### [Problem]
Transcribe the data in full and exactly, omitting any pictures.

Extracts from a graphics dataset
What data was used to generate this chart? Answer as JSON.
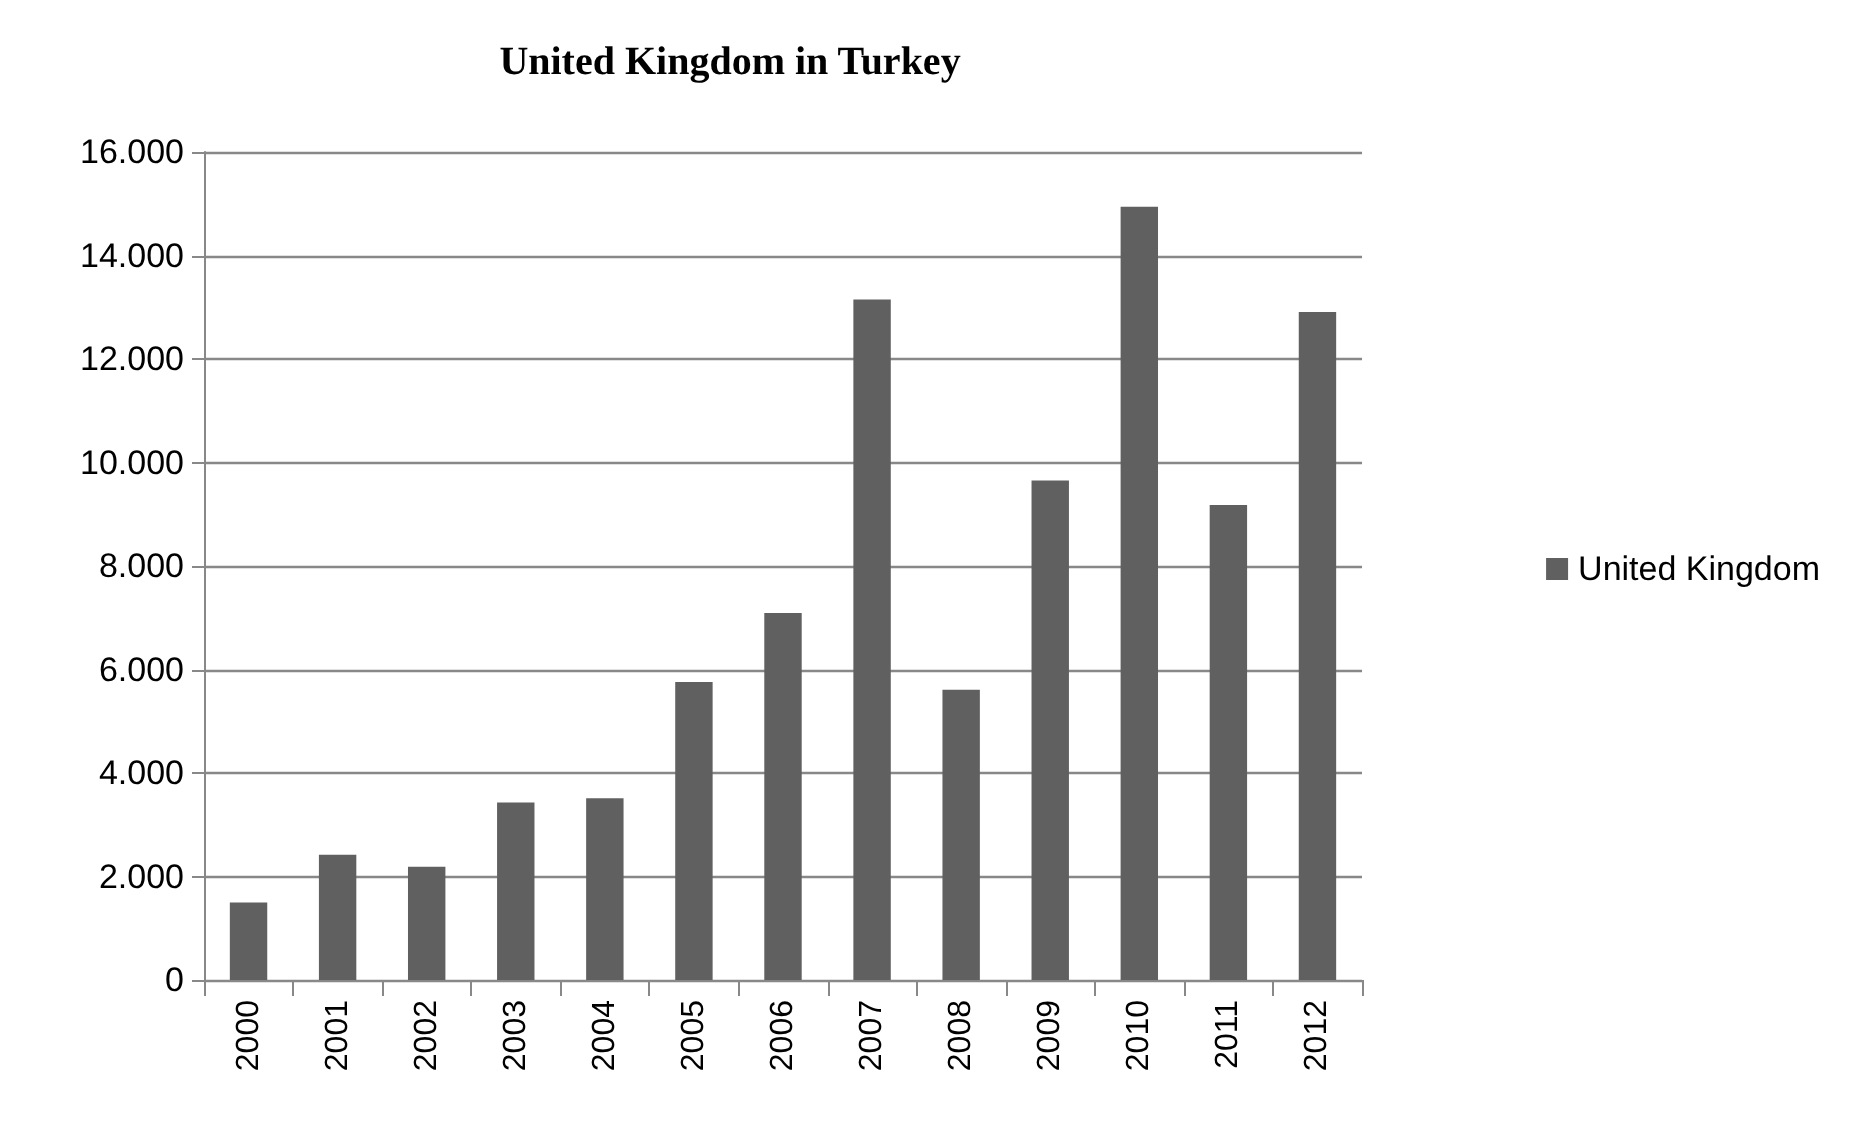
{
  "chart_data": {
    "type": "bar",
    "title": "United Kingdom in Turkey",
    "categories": [
      "2000",
      "2001",
      "2002",
      "2003",
      "2004",
      "2005",
      "2006",
      "2007",
      "2008",
      "2009",
      "2010",
      "2011",
      "2012"
    ],
    "series": [
      {
        "name": "United Kingdom",
        "color": "#606060",
        "values": [
          1500,
          2420,
          2190,
          3430,
          3510,
          5760,
          7090,
          13150,
          5610,
          9650,
          14940,
          9180,
          12910
        ]
      }
    ],
    "ylim": [
      0,
      16000
    ],
    "yticks": [
      {
        "value": 0,
        "label": "0"
      },
      {
        "value": 2000,
        "label": "2.000"
      },
      {
        "value": 4000,
        "label": "4.000"
      },
      {
        "value": 6000,
        "label": "6.000"
      },
      {
        "value": 8000,
        "label": "8.000"
      },
      {
        "value": 10000,
        "label": "10.000"
      },
      {
        "value": 12000,
        "label": "12.000"
      },
      {
        "value": 14000,
        "label": "14.000"
      },
      {
        "value": 16000,
        "label": "16.000"
      }
    ],
    "grid": "y",
    "legend": "right"
  }
}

### [Exercise output]
What data was used to generate this chart? Answer as JSON.
{
  "chart_data": {
    "type": "bar",
    "title": "United Kingdom in Turkey",
    "categories": [
      "2000",
      "2001",
      "2002",
      "2003",
      "2004",
      "2005",
      "2006",
      "2007",
      "2008",
      "2009",
      "2010",
      "2011",
      "2012"
    ],
    "series": [
      {
        "name": "United Kingdom",
        "color": "#606060",
        "values": [
          1500,
          2420,
          2190,
          3430,
          3510,
          5760,
          7090,
          13150,
          5610,
          9650,
          14940,
          9180,
          12910
        ]
      }
    ],
    "ylim": [
      0,
      16000
    ],
    "yticks": [
      {
        "value": 0,
        "label": "0"
      },
      {
        "value": 2000,
        "label": "2.000"
      },
      {
        "value": 4000,
        "label": "4.000"
      },
      {
        "value": 6000,
        "label": "6.000"
      },
      {
        "value": 8000,
        "label": "8.000"
      },
      {
        "value": 10000,
        "label": "10.000"
      },
      {
        "value": 12000,
        "label": "12.000"
      },
      {
        "value": 14000,
        "label": "14.000"
      },
      {
        "value": 16000,
        "label": "16.000"
      }
    ],
    "grid": "y",
    "legend": "right"
  }
}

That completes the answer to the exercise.